• _Directive_: Reproduce the entries below in full, word for word.

• _Records_:

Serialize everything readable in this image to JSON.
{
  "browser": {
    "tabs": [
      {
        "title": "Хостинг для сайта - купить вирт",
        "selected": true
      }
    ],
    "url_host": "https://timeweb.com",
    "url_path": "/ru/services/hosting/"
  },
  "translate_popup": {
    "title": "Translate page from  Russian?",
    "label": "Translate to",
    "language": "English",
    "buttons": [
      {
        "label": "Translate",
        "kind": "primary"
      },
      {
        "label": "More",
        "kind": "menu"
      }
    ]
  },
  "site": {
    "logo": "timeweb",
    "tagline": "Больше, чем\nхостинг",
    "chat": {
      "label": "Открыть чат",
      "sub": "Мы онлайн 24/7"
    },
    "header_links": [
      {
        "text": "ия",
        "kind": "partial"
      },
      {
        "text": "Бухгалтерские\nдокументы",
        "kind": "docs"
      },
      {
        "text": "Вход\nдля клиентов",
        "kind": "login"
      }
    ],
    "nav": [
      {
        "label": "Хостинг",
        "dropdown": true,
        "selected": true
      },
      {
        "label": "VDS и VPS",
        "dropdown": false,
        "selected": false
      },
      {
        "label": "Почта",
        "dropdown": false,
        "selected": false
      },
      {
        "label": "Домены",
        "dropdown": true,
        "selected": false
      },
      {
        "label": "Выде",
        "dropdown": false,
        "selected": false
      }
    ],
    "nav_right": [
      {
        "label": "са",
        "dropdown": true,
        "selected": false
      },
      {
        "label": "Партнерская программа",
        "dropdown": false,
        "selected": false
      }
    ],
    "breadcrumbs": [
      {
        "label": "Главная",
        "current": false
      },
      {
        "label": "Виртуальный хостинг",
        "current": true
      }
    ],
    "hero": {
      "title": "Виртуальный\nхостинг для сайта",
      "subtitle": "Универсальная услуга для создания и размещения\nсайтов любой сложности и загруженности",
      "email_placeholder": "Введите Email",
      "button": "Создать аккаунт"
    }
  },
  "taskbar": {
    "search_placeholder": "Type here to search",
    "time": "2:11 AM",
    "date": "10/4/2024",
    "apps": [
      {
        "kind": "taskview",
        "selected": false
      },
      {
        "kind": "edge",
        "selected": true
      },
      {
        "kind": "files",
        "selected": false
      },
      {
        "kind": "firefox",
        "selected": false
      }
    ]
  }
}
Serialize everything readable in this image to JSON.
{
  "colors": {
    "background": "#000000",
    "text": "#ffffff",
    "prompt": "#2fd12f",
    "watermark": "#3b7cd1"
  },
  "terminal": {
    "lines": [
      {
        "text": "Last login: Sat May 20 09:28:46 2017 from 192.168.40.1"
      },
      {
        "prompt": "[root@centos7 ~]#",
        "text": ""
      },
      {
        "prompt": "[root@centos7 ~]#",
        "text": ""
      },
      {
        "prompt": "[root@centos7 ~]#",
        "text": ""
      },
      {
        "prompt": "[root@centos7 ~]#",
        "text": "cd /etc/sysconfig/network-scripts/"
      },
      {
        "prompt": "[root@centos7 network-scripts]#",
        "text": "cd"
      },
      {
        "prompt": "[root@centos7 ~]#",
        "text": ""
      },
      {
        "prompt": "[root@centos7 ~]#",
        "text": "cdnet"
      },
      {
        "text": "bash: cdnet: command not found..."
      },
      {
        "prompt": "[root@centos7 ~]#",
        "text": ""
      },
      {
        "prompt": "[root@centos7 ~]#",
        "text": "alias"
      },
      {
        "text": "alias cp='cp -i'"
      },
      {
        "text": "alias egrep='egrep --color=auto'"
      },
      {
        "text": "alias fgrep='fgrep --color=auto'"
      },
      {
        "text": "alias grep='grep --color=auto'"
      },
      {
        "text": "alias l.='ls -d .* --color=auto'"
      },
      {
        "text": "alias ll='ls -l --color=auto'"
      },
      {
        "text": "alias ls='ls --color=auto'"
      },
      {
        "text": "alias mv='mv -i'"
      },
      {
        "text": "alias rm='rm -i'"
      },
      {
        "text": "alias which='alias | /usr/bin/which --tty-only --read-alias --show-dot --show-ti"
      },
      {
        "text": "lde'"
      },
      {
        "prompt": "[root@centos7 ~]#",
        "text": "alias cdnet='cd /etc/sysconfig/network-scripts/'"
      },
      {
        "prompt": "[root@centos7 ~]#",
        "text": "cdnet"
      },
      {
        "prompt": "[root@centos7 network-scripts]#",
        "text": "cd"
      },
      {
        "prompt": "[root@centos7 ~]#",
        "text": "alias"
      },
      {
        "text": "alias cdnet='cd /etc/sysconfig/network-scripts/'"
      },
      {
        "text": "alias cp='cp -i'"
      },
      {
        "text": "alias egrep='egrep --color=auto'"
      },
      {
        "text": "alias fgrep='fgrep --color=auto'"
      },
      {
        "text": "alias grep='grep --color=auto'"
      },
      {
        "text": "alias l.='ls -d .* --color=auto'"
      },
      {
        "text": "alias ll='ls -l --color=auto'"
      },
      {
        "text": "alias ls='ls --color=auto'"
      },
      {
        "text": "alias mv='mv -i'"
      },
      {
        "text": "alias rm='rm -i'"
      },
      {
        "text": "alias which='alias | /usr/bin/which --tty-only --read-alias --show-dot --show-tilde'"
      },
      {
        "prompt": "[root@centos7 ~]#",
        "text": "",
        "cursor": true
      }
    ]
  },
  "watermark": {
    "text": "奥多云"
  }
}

• _Reply to the exercise_:
Serialize everything readable in this image to JSON.
{
  "browser": {
    "tabs": [
      {
        "title": "Хостинг для сайта - купить вирт",
        "selected": true
      }
    ],
    "url_host": "https://timeweb.com",
    "url_path": "/ru/services/hosting/"
  },
  "translate_popup": {
    "title": "Translate page from  Russian?",
    "label": "Translate to",
    "language": "English",
    "buttons": [
      {
        "label": "Translate",
        "kind": "primary"
      },
      {
        "label": "More",
        "kind": "menu"
      }
    ]
  },
  "site": {
    "logo": "timeweb",
    "tagline": "Больше, чем\nхостинг",
    "chat": {
      "label": "Открыть чат",
      "sub": "Мы онлайн 24/7"
    },
    "header_links": [
      {
        "text": "ия",
        "kind": "partial"
      },
      {
        "text": "Бухгалтерские\nдокументы",
        "kind": "docs"
      },
      {
        "text": "Вход\nдля клиентов",
        "kind": "login"
      }
    ],
    "nav": [
      {
        "label": "Хостинг",
        "dropdown": true,
        "selected": true
      },
      {
        "label": "VDS и VPS",
        "dropdown": false,
        "selected": false
      },
      {
        "label": "Почта",
        "dropdown": false,
        "selected": false
      },
      {
        "label": "Домены",
        "dropdown": true,
        "selected": false
      },
      {
        "label": "Выде",
        "dropdown": false,
        "selected": false
      }
    ],
    "nav_right": [
      {
        "label": "са",
        "dropdown": true,
        "selected": false
      },
      {
        "label": "Партнерская программа",
        "dropdown": false,
        "selected": false
      }
    ],
    "breadcrumbs": [
      {
        "label": "Главная",
        "current": false
      },
      {
        "label": "Виртуальный хостинг",
        "current": true
      }
    ],
    "hero": {
      "title": "Виртуальный\nхостинг для сайта",
      "subtitle": "Универсальная услуга для создания и размещения\nсайтов любой сложности и загруженности",
      "email_placeholder": "Введите Email",
      "button": "Создать аккаунт"
    }
  },
  "taskbar": {
    "search_placeholder": "Type here to search",
    "time": "2:11 AM",
    "date": "10/4/2024",
    "apps": [
      {
        "kind": "taskview",
        "selected": false
      },
      {
        "kind": "edge",
        "selected": true
      },
      {
        "kind": "files",
        "selected": false
      },
      {
        "kind": "firefox",
        "selected": false
      }
    ]
  }
}
Serialize everything readable in this image to JSON.
{
  "colors": {
    "background": "#000000",
    "text": "#ffffff",
    "prompt": "#2fd12f",
    "watermark": "#3b7cd1"
  },
  "terminal": {
    "lines": [
      {
        "text": "Last login: Sat May 20 09:28:46 2017 from 192.168.40.1"
      },
      {
        "prompt": "[root@centos7 ~]#",
        "text": ""
      },
      {
        "prompt": "[root@centos7 ~]#",
        "text": ""
      },
      {
        "prompt": "[root@centos7 ~]#",
        "text": ""
      },
      {
        "prompt": "[root@centos7 ~]#",
        "text": "cd /etc/sysconfig/network-scripts/"
      },
      {
        "prompt": "[root@centos7 network-scripts]#",
        "text": "cd"
      },
      {
        "prompt": "[root@centos7 ~]#",
        "text": ""
      },
      {
        "prompt": "[root@centos7 ~]#",
        "text": "cdnet"
      },
      {
        "text": "bash: cdnet: command not found..."
      },
      {
        "prompt": "[root@centos7 ~]#",
        "text": ""
      },
      {
        "prompt": "[root@centos7 ~]#",
        "text": "alias"
      },
      {
        "text": "alias cp='cp -i'"
      },
      {
        "text": "alias egrep='egrep --color=auto'"
      },
      {
        "text": "alias fgrep='fgrep --color=auto'"
      },
      {
        "text": "alias grep='grep --color=auto'"
      },
      {
        "text": "alias l.='ls -d .* --color=auto'"
      },
      {
        "text": "alias ll='ls -l --color=auto'"
      },
      {
        "text": "alias ls='ls --color=auto'"
      },
      {
        "text": "alias mv='mv -i'"
      },
      {
        "text": "alias rm='rm -i'"
      },
      {
        "text": "alias which='alias | /usr/bin/which --tty-only --read-alias --show-dot --show-ti"
      },
      {
        "text": "lde'"
      },
      {
        "prompt": "[root@centos7 ~]#",
        "text": "alias cdnet='cd /etc/sysconfig/network-scripts/'"
      },
      {
        "prompt": "[root@centos7 ~]#",
        "text": "cdnet"
      },
      {
        "prompt": "[root@centos7 network-scripts]#",
        "text": "cd"
      },
      {
        "prompt": "[root@centos7 ~]#",
        "text": "alias"
      },
      {
        "text": "alias cdnet='cd /etc/sysconfig/network-scripts/'"
      },
      {
        "text": "alias cp='cp -i'"
      },
      {
        "text": "alias egrep='egrep --color=auto'"
      },
      {
        "text": "alias fgrep='fgrep --color=auto'"
      },
      {
        "text": "alias grep='grep --color=auto'"
      },
      {
        "text": "alias l.='ls -d .* --color=auto'"
      },
      {
        "text": "alias ll='ls -l --color=auto'"
      },
      {
        "text": "alias ls='ls --color=auto'"
      },
      {
        "text": "alias mv='mv -i'"
      },
      {
        "text": "alias rm='rm -i'"
      },
      {
        "text": "alias which='alias | /usr/bin/which --tty-only --read-alias --show-dot --show-tilde'"
      },
      {
        "prompt": "[root@centos7 ~]#",
        "text": "",
        "cursor": true
      }
    ]
  },
  "watermark": {
    "text": "奥多云"
  }
}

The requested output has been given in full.